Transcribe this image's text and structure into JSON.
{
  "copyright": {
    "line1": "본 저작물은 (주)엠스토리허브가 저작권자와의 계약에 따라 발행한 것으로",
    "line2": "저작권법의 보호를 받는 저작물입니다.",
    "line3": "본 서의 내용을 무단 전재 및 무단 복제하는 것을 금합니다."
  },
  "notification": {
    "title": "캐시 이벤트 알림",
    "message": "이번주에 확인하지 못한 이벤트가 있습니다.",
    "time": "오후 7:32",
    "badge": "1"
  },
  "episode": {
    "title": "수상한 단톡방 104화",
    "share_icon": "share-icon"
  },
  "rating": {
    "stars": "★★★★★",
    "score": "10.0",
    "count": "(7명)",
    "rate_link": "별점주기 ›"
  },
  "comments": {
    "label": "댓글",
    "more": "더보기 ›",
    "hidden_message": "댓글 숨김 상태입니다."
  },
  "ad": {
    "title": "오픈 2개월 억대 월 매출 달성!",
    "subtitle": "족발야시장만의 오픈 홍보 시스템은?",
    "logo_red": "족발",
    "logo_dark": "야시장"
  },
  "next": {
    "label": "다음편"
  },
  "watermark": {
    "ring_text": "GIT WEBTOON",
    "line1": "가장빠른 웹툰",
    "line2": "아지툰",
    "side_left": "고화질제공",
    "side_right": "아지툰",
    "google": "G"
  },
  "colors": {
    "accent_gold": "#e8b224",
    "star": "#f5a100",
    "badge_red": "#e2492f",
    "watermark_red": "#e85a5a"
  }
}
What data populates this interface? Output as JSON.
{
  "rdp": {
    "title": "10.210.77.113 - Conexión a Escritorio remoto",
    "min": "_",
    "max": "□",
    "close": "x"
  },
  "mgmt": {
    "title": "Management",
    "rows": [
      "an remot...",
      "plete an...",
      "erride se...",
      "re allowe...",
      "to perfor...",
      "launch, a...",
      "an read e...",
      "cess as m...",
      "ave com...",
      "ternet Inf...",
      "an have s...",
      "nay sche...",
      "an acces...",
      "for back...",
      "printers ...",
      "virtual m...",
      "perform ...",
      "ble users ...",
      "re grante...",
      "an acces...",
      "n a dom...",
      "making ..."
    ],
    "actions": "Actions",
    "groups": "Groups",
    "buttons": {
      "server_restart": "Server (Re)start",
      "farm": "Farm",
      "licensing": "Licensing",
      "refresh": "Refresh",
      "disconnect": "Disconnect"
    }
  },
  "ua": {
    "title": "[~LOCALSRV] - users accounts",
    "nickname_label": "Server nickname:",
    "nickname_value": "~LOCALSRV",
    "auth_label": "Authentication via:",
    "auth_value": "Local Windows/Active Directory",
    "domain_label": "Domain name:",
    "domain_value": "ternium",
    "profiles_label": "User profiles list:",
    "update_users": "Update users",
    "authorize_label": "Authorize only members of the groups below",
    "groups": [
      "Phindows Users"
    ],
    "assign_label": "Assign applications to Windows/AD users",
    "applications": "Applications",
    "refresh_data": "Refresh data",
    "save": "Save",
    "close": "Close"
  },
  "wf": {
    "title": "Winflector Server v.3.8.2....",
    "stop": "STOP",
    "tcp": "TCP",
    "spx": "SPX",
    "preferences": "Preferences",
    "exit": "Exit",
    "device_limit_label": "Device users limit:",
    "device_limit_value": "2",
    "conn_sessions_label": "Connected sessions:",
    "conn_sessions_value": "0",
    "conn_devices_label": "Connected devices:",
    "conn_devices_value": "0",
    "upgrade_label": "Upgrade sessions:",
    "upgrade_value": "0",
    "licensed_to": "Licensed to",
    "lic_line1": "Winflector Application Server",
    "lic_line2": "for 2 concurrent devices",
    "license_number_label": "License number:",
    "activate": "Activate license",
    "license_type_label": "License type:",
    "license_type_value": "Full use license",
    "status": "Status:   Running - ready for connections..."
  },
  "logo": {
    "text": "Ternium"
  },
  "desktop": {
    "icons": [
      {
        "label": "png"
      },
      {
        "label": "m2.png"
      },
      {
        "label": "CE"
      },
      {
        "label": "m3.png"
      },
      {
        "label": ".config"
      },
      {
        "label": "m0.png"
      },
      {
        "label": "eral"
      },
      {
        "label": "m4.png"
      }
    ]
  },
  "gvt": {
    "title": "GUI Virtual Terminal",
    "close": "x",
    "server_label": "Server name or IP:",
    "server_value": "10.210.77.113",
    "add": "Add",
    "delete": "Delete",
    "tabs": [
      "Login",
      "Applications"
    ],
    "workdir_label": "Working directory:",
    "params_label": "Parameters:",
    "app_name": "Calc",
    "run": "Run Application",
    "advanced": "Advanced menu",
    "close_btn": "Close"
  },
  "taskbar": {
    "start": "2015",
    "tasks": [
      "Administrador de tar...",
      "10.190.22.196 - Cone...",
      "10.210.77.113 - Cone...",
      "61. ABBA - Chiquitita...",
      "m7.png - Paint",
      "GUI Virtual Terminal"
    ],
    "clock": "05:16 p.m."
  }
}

◆ ◆ ◆ ◆ ◆

*What this task involves*:
Can you give every line above again, exactly as written?

*The response*:
Transcribe this image's text and structure into JSON.
{
  "copyright": {
    "line1": "본 저작물은 (주)엠스토리허브가 저작권자와의 계약에 따라 발행한 것으로",
    "line2": "저작권법의 보호를 받는 저작물입니다.",
    "line3": "본 서의 내용을 무단 전재 및 무단 복제하는 것을 금합니다."
  },
  "notification": {
    "title": "캐시 이벤트 알림",
    "message": "이번주에 확인하지 못한 이벤트가 있습니다.",
    "time": "오후 7:32",
    "badge": "1"
  },
  "episode": {
    "title": "수상한 단톡방 104화",
    "share_icon": "share-icon"
  },
  "rating": {
    "stars": "★★★★★",
    "score": "10.0",
    "count": "(7명)",
    "rate_link": "별점주기 ›"
  },
  "comments": {
    "label": "댓글",
    "more": "더보기 ›",
    "hidden_message": "댓글 숨김 상태입니다."
  },
  "ad": {
    "title": "오픈 2개월 억대 월 매출 달성!",
    "subtitle": "족발야시장만의 오픈 홍보 시스템은?",
    "logo_red": "족발",
    "logo_dark": "야시장"
  },
  "next": {
    "label": "다음편"
  },
  "watermark": {
    "ring_text": "GIT WEBTOON",
    "line1": "가장빠른 웹툰",
    "line2": "아지툰",
    "side_left": "고화질제공",
    "side_right": "아지툰",
    "google": "G"
  },
  "colors": {
    "accent_gold": "#e8b224",
    "star": "#f5a100",
    "badge_red": "#e2492f",
    "watermark_red": "#e85a5a"
  }
}
What data populates this interface? Output as JSON.
{
  "rdp": {
    "title": "10.210.77.113 - Conexión a Escritorio remoto",
    "min": "_",
    "max": "□",
    "close": "x"
  },
  "mgmt": {
    "title": "Management",
    "rows": [
      "an remot...",
      "plete an...",
      "erride se...",
      "re allowe...",
      "to perfor...",
      "launch, a...",
      "an read e...",
      "cess as m...",
      "ave com...",
      "ternet Inf...",
      "an have s...",
      "nay sche...",
      "an acces...",
      "for back...",
      "printers ...",
      "virtual m...",
      "perform ...",
      "ble users ...",
      "re grante...",
      "an acces...",
      "n a dom...",
      "making ..."
    ],
    "actions": "Actions",
    "groups": "Groups",
    "buttons": {
      "server_restart": "Server (Re)start",
      "farm": "Farm",
      "licensing": "Licensing",
      "refresh": "Refresh",
      "disconnect": "Disconnect"
    }
  },
  "ua": {
    "title": "[~LOCALSRV] - users accounts",
    "nickname_label": "Server nickname:",
    "nickname_value": "~LOCALSRV",
    "auth_label": "Authentication via:",
    "auth_value": "Local Windows/Active Directory",
    "domain_label": "Domain name:",
    "domain_value": "ternium",
    "profiles_label": "User profiles list:",
    "update_users": "Update users",
    "authorize_label": "Authorize only members of the groups below",
    "groups": [
      "Phindows Users"
    ],
    "assign_label": "Assign applications to Windows/AD users",
    "applications": "Applications",
    "refresh_data": "Refresh data",
    "save": "Save",
    "close": "Close"
  },
  "wf": {
    "title": "Winflector Server v.3.8.2....",
    "stop": "STOP",
    "tcp": "TCP",
    "spx": "SPX",
    "preferences": "Preferences",
    "exit": "Exit",
    "device_limit_label": "Device users limit:",
    "device_limit_value": "2",
    "conn_sessions_label": "Connected sessions:",
    "conn_sessions_value": "0",
    "conn_devices_label": "Connected devices:",
    "conn_devices_value": "0",
    "upgrade_label": "Upgrade sessions:",
    "upgrade_value": "0",
    "licensed_to": "Licensed to",
    "lic_line1": "Winflector Application Server",
    "lic_line2": "for 2 concurrent devices",
    "license_number_label": "License number:",
    "activate": "Activate license",
    "license_type_label": "License type:",
    "license_type_value": "Full use license",
    "status": "Status:   Running - ready for connections..."
  },
  "logo": {
    "text": "Ternium"
  },
  "desktop": {
    "icons": [
      {
        "label": "png"
      },
      {
        "label": "m2.png"
      },
      {
        "label": "CE"
      },
      {
        "label": "m3.png"
      },
      {
        "label": ".config"
      },
      {
        "label": "m0.png"
      },
      {
        "label": "eral"
      },
      {
        "label": "m4.png"
      }
    ]
  },
  "gvt": {
    "title": "GUI Virtual Terminal",
    "close": "x",
    "server_label": "Server name or IP:",
    "server_value": "10.210.77.113",
    "add": "Add",
    "delete": "Delete",
    "tabs": [
      "Login",
      "Applications"
    ],
    "workdir_label": "Working directory:",
    "params_label": "Parameters:",
    "app_name": "Calc",
    "run": "Run Application",
    "advanced": "Advanced menu",
    "close_btn": "Close"
  },
  "taskbar": {
    "start": "2015",
    "tasks": [
      "Administrador de tar...",
      "10.190.22.196 - Cone...",
      "10.210.77.113 - Cone...",
      "61. ABBA - Chiquitita...",
      "m7.png - Paint",
      "GUI Virtual Terminal"
    ],
    "clock": "05:16 p.m."
  }
}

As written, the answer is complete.